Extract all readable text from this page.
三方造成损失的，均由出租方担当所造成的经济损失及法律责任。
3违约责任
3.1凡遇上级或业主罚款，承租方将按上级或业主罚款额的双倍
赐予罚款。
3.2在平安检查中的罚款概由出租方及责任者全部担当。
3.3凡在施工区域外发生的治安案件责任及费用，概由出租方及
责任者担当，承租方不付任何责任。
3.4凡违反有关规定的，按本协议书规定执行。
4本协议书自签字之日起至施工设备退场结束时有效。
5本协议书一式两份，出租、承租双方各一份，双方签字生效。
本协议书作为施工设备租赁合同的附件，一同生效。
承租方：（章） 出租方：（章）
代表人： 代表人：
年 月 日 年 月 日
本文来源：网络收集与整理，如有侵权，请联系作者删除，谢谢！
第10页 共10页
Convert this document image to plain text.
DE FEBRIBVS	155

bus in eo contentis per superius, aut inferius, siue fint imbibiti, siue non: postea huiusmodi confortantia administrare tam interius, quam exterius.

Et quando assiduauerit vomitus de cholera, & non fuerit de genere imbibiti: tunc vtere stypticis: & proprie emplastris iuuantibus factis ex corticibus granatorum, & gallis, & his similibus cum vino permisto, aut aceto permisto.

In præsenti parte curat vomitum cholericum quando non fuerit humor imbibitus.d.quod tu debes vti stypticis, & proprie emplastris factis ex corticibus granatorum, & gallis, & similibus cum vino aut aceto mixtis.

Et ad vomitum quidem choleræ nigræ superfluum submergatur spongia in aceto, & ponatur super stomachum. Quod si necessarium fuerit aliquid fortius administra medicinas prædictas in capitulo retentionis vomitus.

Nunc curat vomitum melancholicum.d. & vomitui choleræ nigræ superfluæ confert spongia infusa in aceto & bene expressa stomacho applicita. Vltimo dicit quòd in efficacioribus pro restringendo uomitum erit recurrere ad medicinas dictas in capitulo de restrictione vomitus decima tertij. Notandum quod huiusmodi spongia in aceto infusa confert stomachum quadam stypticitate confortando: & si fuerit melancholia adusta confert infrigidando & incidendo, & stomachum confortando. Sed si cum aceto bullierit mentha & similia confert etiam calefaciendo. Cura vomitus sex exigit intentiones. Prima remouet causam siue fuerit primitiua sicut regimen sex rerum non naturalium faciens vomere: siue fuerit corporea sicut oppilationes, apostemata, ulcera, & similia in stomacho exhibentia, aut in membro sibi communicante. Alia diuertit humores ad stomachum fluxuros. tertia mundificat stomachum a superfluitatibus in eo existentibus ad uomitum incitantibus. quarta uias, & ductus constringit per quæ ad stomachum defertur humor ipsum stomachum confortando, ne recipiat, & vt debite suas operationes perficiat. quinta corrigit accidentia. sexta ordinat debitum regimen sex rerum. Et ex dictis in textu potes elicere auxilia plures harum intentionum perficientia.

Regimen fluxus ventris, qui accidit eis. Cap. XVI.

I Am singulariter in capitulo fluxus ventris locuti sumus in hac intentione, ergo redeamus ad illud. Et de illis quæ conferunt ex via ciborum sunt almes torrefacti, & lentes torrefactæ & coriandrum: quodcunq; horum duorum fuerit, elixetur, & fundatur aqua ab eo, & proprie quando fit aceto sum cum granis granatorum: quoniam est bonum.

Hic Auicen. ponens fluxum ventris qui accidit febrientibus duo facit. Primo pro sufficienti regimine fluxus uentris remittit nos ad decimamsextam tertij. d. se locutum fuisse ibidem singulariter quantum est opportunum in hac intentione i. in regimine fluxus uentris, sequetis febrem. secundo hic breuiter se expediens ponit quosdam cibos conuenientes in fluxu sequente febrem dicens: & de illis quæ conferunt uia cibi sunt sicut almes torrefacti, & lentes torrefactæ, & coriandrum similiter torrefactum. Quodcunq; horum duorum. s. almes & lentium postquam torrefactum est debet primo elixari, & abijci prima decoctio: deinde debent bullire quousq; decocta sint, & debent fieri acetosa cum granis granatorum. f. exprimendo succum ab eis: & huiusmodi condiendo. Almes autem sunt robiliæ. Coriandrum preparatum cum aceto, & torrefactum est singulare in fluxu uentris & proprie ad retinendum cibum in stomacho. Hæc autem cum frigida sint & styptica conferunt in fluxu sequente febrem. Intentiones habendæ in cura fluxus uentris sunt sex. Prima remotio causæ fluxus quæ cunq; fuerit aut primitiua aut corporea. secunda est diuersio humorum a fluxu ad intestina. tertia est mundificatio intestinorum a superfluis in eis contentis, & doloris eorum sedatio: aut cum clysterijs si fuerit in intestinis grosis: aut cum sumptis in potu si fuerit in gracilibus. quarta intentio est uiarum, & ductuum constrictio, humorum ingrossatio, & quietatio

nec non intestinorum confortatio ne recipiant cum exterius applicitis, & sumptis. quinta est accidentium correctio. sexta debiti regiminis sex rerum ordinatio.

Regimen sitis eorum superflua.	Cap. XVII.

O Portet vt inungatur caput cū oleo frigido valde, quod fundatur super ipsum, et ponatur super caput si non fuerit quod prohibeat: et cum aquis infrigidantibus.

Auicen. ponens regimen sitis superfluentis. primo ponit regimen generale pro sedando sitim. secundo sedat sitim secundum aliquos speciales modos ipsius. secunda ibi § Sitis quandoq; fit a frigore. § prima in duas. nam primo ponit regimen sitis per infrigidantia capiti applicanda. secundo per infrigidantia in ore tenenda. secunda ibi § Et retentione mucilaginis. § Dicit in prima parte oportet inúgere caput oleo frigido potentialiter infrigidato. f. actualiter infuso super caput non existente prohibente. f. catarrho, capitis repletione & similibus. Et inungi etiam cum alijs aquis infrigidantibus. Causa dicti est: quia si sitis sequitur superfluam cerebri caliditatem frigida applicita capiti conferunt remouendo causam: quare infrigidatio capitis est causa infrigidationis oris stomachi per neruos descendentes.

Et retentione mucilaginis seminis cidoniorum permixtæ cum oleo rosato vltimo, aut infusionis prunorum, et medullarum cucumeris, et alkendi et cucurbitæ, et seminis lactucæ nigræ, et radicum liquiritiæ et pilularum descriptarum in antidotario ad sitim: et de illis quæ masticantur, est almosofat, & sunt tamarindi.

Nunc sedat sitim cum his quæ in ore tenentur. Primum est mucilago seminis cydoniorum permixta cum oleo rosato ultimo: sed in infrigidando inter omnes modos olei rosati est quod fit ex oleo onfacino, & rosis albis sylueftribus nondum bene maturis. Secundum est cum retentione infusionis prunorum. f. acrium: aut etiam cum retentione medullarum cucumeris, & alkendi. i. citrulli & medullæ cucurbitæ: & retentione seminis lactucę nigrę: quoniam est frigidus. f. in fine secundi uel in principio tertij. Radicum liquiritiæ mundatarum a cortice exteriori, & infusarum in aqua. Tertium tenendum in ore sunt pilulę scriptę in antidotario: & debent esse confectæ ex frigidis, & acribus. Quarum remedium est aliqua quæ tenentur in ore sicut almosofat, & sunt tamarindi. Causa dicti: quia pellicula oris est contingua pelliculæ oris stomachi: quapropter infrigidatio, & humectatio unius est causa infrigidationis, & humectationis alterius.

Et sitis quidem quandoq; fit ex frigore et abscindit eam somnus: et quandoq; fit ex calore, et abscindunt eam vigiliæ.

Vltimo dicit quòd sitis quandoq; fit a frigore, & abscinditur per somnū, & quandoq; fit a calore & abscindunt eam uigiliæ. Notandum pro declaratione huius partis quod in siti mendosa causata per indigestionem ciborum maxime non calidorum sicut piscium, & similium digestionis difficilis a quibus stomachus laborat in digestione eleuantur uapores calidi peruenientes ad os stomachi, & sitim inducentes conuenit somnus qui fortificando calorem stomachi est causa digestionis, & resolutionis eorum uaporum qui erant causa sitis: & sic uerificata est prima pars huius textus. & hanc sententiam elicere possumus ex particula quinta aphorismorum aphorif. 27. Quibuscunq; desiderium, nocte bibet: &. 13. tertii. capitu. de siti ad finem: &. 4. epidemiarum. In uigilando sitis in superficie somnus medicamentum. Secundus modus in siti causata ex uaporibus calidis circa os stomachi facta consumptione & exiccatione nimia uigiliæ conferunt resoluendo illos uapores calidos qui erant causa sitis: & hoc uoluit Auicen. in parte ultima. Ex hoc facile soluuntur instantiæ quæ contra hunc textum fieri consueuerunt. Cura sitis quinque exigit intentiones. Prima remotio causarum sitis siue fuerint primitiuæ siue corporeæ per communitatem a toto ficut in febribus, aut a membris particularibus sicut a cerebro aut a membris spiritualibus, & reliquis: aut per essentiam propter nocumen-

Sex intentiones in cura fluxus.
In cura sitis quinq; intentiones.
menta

* * *

» TO DO: Pull out every line in the data above that has the word "imbibiti".

» CORRECT RESPONSE:
bus in eo contentis per superius, aut inferius, siue fint imbibiti, siue non: postea huiusmodi confortantia administrare tam interius, quam exterius.
Et quando assiduauerit vomitus de cholera, & non fuerit de genere imbibiti: tunc vtere stypticis: & proprie emplastris iuuantibus factis ex corticibus granatorum, & gallis, & his similibus cum vino permisto, aut aceto permisto.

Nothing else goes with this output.